-------- PROVIDED ENTRIES

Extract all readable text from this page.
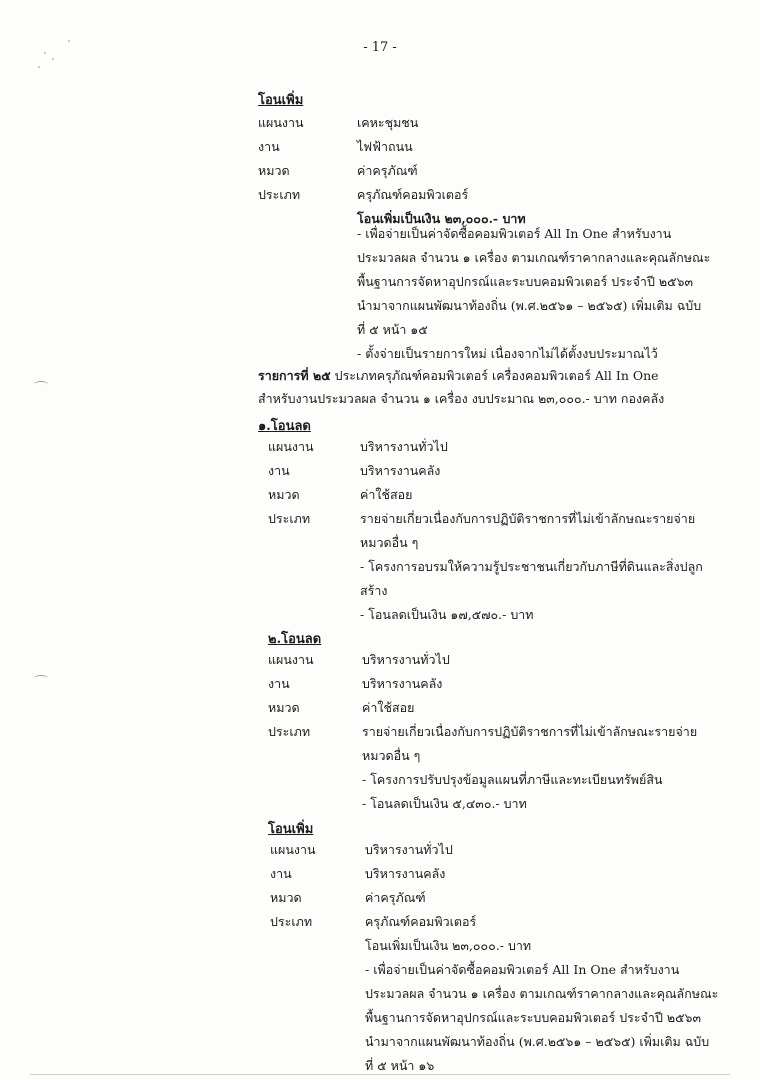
- 17 -
โอนเพิ่ม
แผนงาน	เคหะชุมชน
งาน	ไฟฟ้าถนน
หมวด	ค่าครุภัณฑ์
ประเภท	ครุภัณฑ์คอมพิวเตอร์
โอนเพิ่มเป็นเงิน ๒๓,๐๐๐.- บาท
- เพื่อจ่ายเป็นค่าจัดซื้อคอมพิวเตอร์ All In One สำหรับงาน
ประมวลผล จำนวน ๑ เครื่อง ตามเกณฑ์ราคากลางและคุณลักษณะ
พื้นฐานการจัดหาอุปกรณ์และระบบคอมพิวเตอร์ ประจำปี ๒๕๖๓
นำมาจากแผนพัฒนาท้องถิ่น (พ.ศ.๒๕๖๑ – ๒๕๖๕) เพิ่มเติม ฉบับ
ที่ ๕ หน้า ๑๕
- ตั้งจ่ายเป็นรายการใหม่ เนื่องจากไม่ได้ตั้งงบประมาณไว้
รายการที่ ๒๕ ประเภทครุภัณฑ์คอมพิวเตอร์ เครื่องคอมพิวเตอร์ All In One
สำหรับงานประมวลผล จำนวน ๑ เครื่อง งบประมาณ ๒๓,๐๐๐.- บาท กองคลัง
๑.โอนลด
แผนงาน	บริหารงานทั่วไป
งาน	บริหารงานคลัง
หมวด	ค่าใช้สอย
ประเภท	รายจ่ายเกี่ยวเนื่องกับการปฏิบัติราชการที่ไม่เข้าลักษณะรายจ่าย
หมวดอื่น ๆ
- โครงการอบรมให้ความรู้ประชาชนเกี่ยวกับภาษีที่ดินและสิ่งปลูก
สร้าง
- โอนลดเป็นเงิน ๑๗,๕๗๐.- บาท
๒.โอนลด
แผนงาน	บริหารงานทั่วไป
งาน	บริหารงานคลัง
หมวด	ค่าใช้สอย
ประเภท	รายจ่ายเกี่ยวเนื่องกับการปฏิบัติราชการที่ไม่เข้าลักษณะรายจ่าย
หมวดอื่น ๆ
- โครงการปรับปรุงข้อมูลแผนที่ภาษีและทะเบียนทรัพย์สิน
- โอนลดเป็นเงิน ๕,๔๓๐.- บาท
โอนเพิ่ม
แผนงาน	บริหารงานทั่วไป
งาน	บริหารงานคลัง
หมวด	ค่าครุภัณฑ์
ประเภท	ครุภัณฑ์คอมพิวเตอร์
โอนเพิ่มเป็นเงิน ๒๓,๐๐๐.- บาท
- เพื่อจ่ายเป็นค่าจัดซื้อคอมพิวเตอร์ All In One สำหรับงาน
ประมวลผล จำนวน ๑ เครื่อง ตามเกณฑ์ราคากลางและคุณลักษณะ
พื้นฐานการจัดหาอุปกรณ์และระบบคอมพิวเตอร์ ประจำปี ๒๕๖๓
นำมาจากแผนพัฒนาท้องถิ่น (พ.ศ.๒๕๖๑ – ๒๕๖๕) เพิ่มเติม ฉบับ
ที่ ๕ หน้า ๑๖
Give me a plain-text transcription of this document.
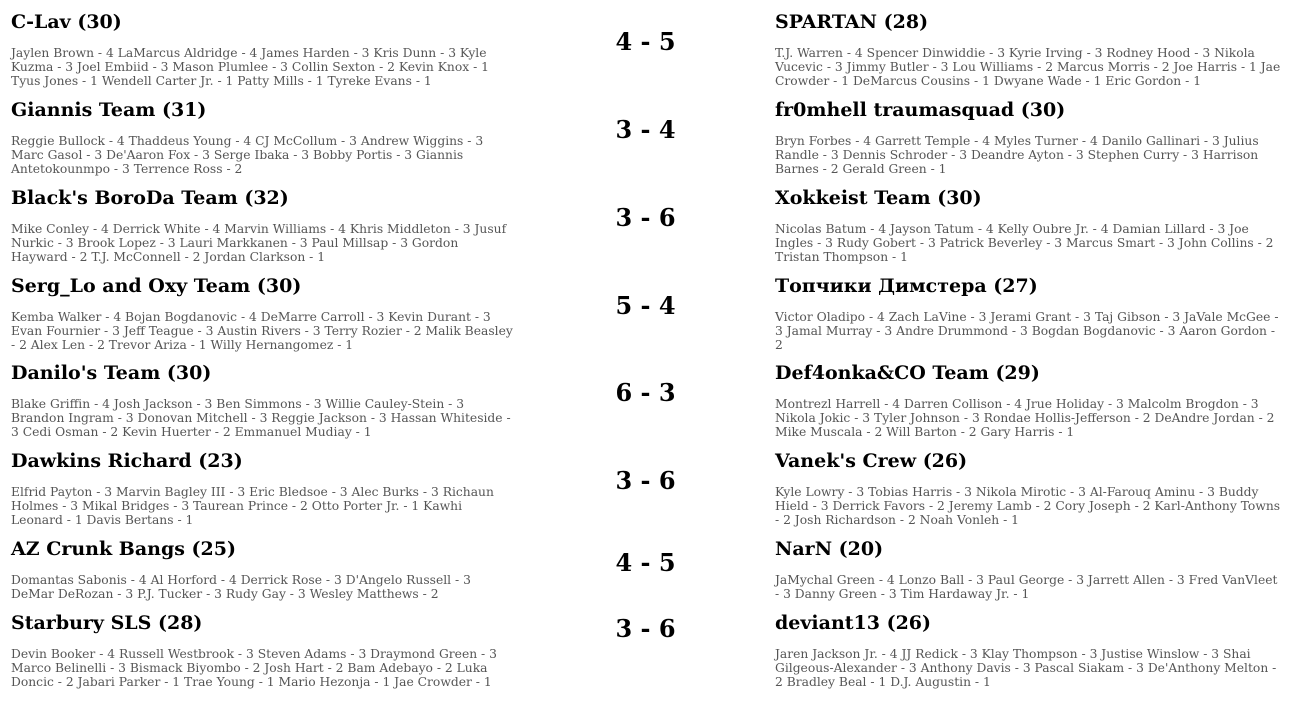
C-Lav (30)
Jaylen Brown - 4 LaMarcus Aldridge - 4 James Harden - 3 Kris Dunn - 3 Kyle Kuzma - 3 Joel Embiid - 3 Mason Plumlee - 3 Collin Sexton - 2 Kevin Knox - 1 Tyus Jones - 1 Wendell Carter Jr. - 1 Patty Mills - 1 Tyreke Evans - 1
4 - 5
SPARTAN (28)
T.J. Warren - 4 Spencer Dinwiddie - 3 Kyrie Irving - 3 Rodney Hood - 3 Nikola Vucevic - 3 Jimmy Butler - 3 Lou Williams - 2 Marcus Morris - 2 Joe Harris - 1 Jae Crowder - 1 DeMarcus Cousins - 1 Dwyane Wade - 1 Eric Gordon - 1
Giannis Team (31)
Reggie Bullock - 4 Thaddeus Young - 4 CJ McCollum - 3 Andrew Wiggins - 3 Marc Gasol - 3 De'Aaron Fox - 3 Serge Ibaka - 3 Bobby Portis - 3 Giannis Antetokounmpo - 3 Terrence Ross - 2
3 - 4
fr0mhell traumasquad (30)
Bryn Forbes - 4 Garrett Temple - 4 Myles Turner - 4 Danilo Gallinari - 3 Julius Randle - 3 Dennis Schroder - 3 Deandre Ayton - 3 Stephen Curry - 3 Harrison Barnes - 2 Gerald Green - 1
Black's BoroDa Team (32)
Mike Conley - 4 Derrick White - 4 Marvin Williams - 4 Khris Middleton - 3 Jusuf Nurkic - 3 Brook Lopez - 3 Lauri Markkanen - 3 Paul Millsap - 3 Gordon Hayward - 2 T.J. McConnell - 2 Jordan Clarkson - 1
3 - 6
Xokkeist Team (30)
Nicolas Batum - 4 Jayson Tatum - 4 Kelly Oubre Jr. - 4 Damian Lillard - 3 Joe Ingles - 3 Rudy Gobert - 3 Patrick Beverley - 3 Marcus Smart - 3 John Collins - 2 Tristan Thompson - 1
Serg_Lo and Oxy Team (30)
Kemba Walker - 4 Bojan Bogdanovic - 4 DeMarre Carroll - 3 Kevin Durant - 3 Evan Fournier - 3 Jeff Teague - 3 Austin Rivers - 3 Terry Rozier - 2 Malik Beasley - 2 Alex Len - 2 Trevor Ariza - 1 Willy Hernangomez - 1
5 - 4
Топчики Димстера (27)
Victor Oladipo - 4 Zach LaVine - 3 Jerami Grant - 3 Taj Gibson - 3 JaVale McGee - 3 Jamal Murray - 3 Andre Drummond - 3 Bogdan Bogdanovic - 3 Aaron Gordon - 2
Danilo's Team (30)
Blake Griffin - 4 Josh Jackson - 3 Ben Simmons - 3 Willie Cauley-Stein - 3 Brandon Ingram - 3 Donovan Mitchell - 3 Reggie Jackson - 3 Hassan Whiteside - 3 Cedi Osman - 2 Kevin Huerter - 2 Emmanuel Mudiay - 1
6 - 3
Def4onka&CO Team (29)
Montrezl Harrell - 4 Darren Collison - 4 Jrue Holiday - 3 Malcolm Brogdon - 3 Nikola Jokic - 3 Tyler Johnson - 3 Rondae Hollis-Jefferson - 2 DeAndre Jordan - 2 Mike Muscala - 2 Will Barton - 2 Gary Harris - 1
Dawkins Richard (23)
Elfrid Payton - 3 Marvin Bagley III - 3 Eric Bledsoe - 3 Alec Burks - 3 Richaun Holmes - 3 Mikal Bridges - 3 Taurean Prince - 2 Otto Porter Jr. - 1 Kawhi Leonard - 1 Davis Bertans - 1
3 - 6
Vanek's Crew (26)
Kyle Lowry - 3 Tobias Harris - 3 Nikola Mirotic - 3 Al-Farouq Aminu - 3 Buddy Hield - 3 Derrick Favors - 2 Jeremy Lamb - 2 Cory Joseph - 2 Karl-Anthony Towns - 2 Josh Richardson - 2 Noah Vonleh - 1
AZ Crunk Bangs (25)
Domantas Sabonis - 4 Al Horford - 4 Derrick Rose - 3 D'Angelo Russell - 3 DeMar DeRozan - 3 P.J. Tucker - 3 Rudy Gay - 3 Wesley Matthews - 2
4 - 5	NarN (20)
JaMychal Green - 4 Lonzo Ball - 3 Paul George - 3 Jarrett Allen - 3 Fred VanVleet - 3 Danny Green - 3 Tim Hardaway Jr. - 1
Starbury SLS (28)
Devin Booker - 4 Russell Westbrook - 3 Steven Adams - 3 Draymond Green - 3 Marco Belinelli - 3 Bismack Biyombo - 2 Josh Hart - 2 Bam Adebayo - 2 Luka Doncic - 2 Jabari Parker - 1 Trae Young - 1 Mario Hezonja - 1 Jae Crowder - 1
3 - 6	deviant13 (26)
Jaren Jackson Jr. - 4 JJ Redick - 3 Klay Thompson - 3 Justise Winslow - 3 Shai Gilgeous-Alexander - 3 Anthony Davis - 3 Pascal Siakam - 3 De'Anthony Melton - 2 Bradley Beal - 1 D.J. Augustin - 1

----------------

Copy all lines of the listing above that contain the string "Russell".

*FINISHED ANSWER*.
Domantas Sabonis - 4 Al Horford - 4 Derrick Rose - 3 D'Angelo Russell - 3 DeMar DeRozan - 3 P.J. Tucker - 3 Rudy Gay - 3 Wesley Matthews - 2
Devin Booker - 4 Russell Westbrook - 3 Steven Adams - 3 Draymond Green - 3 Marco Belinelli - 3 Bismack Biyombo - 2 Josh Hart - 2 Bam Adebayo - 2 Luka Doncic - 2 Jabari Parker - 1 Trae Young - 1 Mario Hezonja - 1 Jae Crowder - 1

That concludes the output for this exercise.